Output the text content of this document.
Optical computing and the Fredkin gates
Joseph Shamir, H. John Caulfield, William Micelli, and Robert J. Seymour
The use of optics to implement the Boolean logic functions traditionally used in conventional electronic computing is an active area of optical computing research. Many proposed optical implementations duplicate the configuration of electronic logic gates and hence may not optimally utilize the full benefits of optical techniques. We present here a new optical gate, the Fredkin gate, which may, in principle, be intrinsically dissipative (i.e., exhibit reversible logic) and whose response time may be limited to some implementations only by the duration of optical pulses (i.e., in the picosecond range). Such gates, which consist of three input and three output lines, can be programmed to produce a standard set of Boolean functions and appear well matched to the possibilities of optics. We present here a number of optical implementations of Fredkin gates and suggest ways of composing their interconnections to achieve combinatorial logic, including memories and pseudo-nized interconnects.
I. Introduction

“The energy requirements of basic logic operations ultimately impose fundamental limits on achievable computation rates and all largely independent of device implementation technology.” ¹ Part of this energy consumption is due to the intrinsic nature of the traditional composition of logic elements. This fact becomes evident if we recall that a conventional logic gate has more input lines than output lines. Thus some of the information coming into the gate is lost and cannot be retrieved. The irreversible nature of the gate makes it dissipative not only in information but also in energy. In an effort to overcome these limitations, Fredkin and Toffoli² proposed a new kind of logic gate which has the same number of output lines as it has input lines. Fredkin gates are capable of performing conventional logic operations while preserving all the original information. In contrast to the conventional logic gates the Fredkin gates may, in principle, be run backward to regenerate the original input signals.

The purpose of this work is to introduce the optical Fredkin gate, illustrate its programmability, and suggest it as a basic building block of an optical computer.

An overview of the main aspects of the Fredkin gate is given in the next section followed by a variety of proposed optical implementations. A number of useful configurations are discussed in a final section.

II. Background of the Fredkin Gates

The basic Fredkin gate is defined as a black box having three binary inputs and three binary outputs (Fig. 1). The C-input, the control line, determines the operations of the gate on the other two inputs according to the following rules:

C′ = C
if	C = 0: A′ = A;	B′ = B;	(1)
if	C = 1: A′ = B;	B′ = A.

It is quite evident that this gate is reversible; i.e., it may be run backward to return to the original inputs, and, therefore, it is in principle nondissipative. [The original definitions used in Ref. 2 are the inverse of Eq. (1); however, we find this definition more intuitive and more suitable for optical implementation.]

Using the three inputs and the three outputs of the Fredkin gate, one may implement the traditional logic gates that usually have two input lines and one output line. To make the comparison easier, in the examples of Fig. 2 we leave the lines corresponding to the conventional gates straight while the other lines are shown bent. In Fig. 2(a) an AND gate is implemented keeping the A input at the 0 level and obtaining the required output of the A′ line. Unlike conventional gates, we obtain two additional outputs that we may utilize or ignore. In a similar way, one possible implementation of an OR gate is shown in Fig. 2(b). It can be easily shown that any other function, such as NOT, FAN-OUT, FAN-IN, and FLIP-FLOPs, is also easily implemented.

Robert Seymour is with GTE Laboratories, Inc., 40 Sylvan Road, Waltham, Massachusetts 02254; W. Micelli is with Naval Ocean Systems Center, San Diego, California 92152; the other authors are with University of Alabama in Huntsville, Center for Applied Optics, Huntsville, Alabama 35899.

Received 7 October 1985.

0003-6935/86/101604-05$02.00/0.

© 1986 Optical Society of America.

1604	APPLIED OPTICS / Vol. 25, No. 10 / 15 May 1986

Exercise instructions:
Tell how many lines of the data include the word "Seymour", and nothing else.

Expected output:
2